* [Required work]
Output every record word for word.

── Source material

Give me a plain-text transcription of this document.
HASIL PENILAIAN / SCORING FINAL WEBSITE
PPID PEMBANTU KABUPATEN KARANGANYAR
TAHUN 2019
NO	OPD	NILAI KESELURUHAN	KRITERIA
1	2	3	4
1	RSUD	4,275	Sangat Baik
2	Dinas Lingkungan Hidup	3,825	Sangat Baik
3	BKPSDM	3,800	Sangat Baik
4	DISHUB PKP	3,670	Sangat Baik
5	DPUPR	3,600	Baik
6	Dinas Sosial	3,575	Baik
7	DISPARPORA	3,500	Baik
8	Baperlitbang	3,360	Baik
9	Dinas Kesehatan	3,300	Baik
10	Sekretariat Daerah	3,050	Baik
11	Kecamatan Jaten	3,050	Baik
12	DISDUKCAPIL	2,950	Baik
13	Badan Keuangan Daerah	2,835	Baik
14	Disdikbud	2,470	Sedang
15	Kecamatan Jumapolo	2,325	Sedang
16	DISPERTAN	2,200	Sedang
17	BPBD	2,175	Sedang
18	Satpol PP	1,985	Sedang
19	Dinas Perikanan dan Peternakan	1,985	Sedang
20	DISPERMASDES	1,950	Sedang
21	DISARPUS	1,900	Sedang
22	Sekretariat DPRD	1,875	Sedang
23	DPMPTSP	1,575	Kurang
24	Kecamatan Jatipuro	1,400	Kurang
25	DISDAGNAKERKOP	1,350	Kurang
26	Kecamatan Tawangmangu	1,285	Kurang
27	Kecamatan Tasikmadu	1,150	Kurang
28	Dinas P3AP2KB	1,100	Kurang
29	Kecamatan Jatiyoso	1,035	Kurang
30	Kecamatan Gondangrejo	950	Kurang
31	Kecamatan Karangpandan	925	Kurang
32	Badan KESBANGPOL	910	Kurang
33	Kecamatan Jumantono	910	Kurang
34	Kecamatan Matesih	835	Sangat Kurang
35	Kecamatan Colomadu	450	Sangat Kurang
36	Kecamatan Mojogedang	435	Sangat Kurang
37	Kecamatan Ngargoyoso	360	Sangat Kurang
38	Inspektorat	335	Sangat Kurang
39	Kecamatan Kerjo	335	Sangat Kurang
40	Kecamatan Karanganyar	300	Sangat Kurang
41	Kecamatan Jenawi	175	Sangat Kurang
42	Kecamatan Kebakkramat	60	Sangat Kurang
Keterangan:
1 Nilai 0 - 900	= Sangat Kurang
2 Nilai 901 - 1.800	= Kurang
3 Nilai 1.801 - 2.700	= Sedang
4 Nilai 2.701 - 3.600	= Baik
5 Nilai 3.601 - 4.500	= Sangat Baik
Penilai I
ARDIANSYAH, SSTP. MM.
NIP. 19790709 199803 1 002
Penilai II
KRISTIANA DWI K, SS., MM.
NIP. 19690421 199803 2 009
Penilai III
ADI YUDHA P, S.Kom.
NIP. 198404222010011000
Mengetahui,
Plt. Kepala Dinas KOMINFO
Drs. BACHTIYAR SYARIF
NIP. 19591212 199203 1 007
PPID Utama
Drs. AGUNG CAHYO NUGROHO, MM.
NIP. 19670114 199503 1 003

────

* [Result for this exercise]
Give me a plain-text transcription of this document.
HASIL PENILAIAN / SCORING FINAL WEBSITE
PPID PEMBANTU KABUPATEN KARANGANYAR
TAHUN 2019
NO	OPD	NILAI KESELURUHAN	KRITERIA
1	2	3	4
1	RSUD	4,275	Sangat Baik
2	Dinas Lingkungan Hidup	3,825	Sangat Baik
3	BKPSDM	3,800	Sangat Baik
4	DISHUB PKP	3,670	Sangat Baik
5	DPUPR	3,600	Baik
6	Dinas Sosial	3,575	Baik
7	DISPARPORA	3,500	Baik
8	Baperlitbang	3,360	Baik
9	Dinas Kesehatan	3,300	Baik
10	Sekretariat Daerah	3,050	Baik
11	Kecamatan Jaten	3,050	Baik
12	DISDUKCAPIL	2,950	Baik
13	Badan Keuangan Daerah	2,835	Baik
14	Disdikbud	2,470	Sedang
15	Kecamatan Jumapolo	2,325	Sedang
16	DISPERTAN	2,200	Sedang
17	BPBD	2,175	Sedang
18	Satpol PP	1,985	Sedang
19	Dinas Perikanan dan Peternakan	1,985	Sedang
20	DISPERMASDES	1,950	Sedang
21	DISARPUS	1,900	Sedang
22	Sekretariat DPRD	1,875	Sedang
23	DPMPTSP	1,575	Kurang
24	Kecamatan Jatipuro	1,400	Kurang
25	DISDAGNAKERKOP	1,350	Kurang
26	Kecamatan Tawangmangu	1,285	Kurang
27	Kecamatan Tasikmadu	1,150	Kurang
28	Dinas P3AP2KB	1,100	Kurang
29	Kecamatan Jatiyoso	1,035	Kurang
30	Kecamatan Gondangrejo	950	Kurang
31	Kecamatan Karangpandan	925	Kurang
32	Badan KESBANGPOL	910	Kurang
33	Kecamatan Jumantono	910	Kurang
34	Kecamatan Matesih	835	Sangat Kurang
35	Kecamatan Colomadu	450	Sangat Kurang
36	Kecamatan Mojogedang	435	Sangat Kurang
37	Kecamatan Ngargoyoso	360	Sangat Kurang
38	Inspektorat	335	Sangat Kurang
39	Kecamatan Kerjo	335	Sangat Kurang
40	Kecamatan Karanganyar	300	Sangat Kurang
41	Kecamatan Jenawi	175	Sangat Kurang
42	Kecamatan Kebakkramat	60	Sangat Kurang
Keterangan:
1 Nilai 0 - 900	= Sangat Kurang
2 Nilai 901 - 1.800	= Kurang
3 Nilai 1.801 - 2.700	= Sedang
4 Nilai 2.701 - 3.600	= Baik
5 Nilai 3.601 - 4.500	= Sangat Baik
Penilai I
ARDIANSYAH, SSTP. MM.
NIP. 19790709 199803 1 002
Penilai II
KRISTIANA DWI K, SS., MM.
NIP. 19690421 199803 2 009
Penilai III
ADI YUDHA P, S.Kom.
NIP. 198404222010011000
Mengetahui,
Plt. Kepala Dinas KOMINFO
Drs. BACHTIYAR SYARIF
NIP. 19591212 199203 1 007
PPID Utama
Drs. AGUNG CAHYO NUGROHO, MM.
NIP. 19670114 199503 1 003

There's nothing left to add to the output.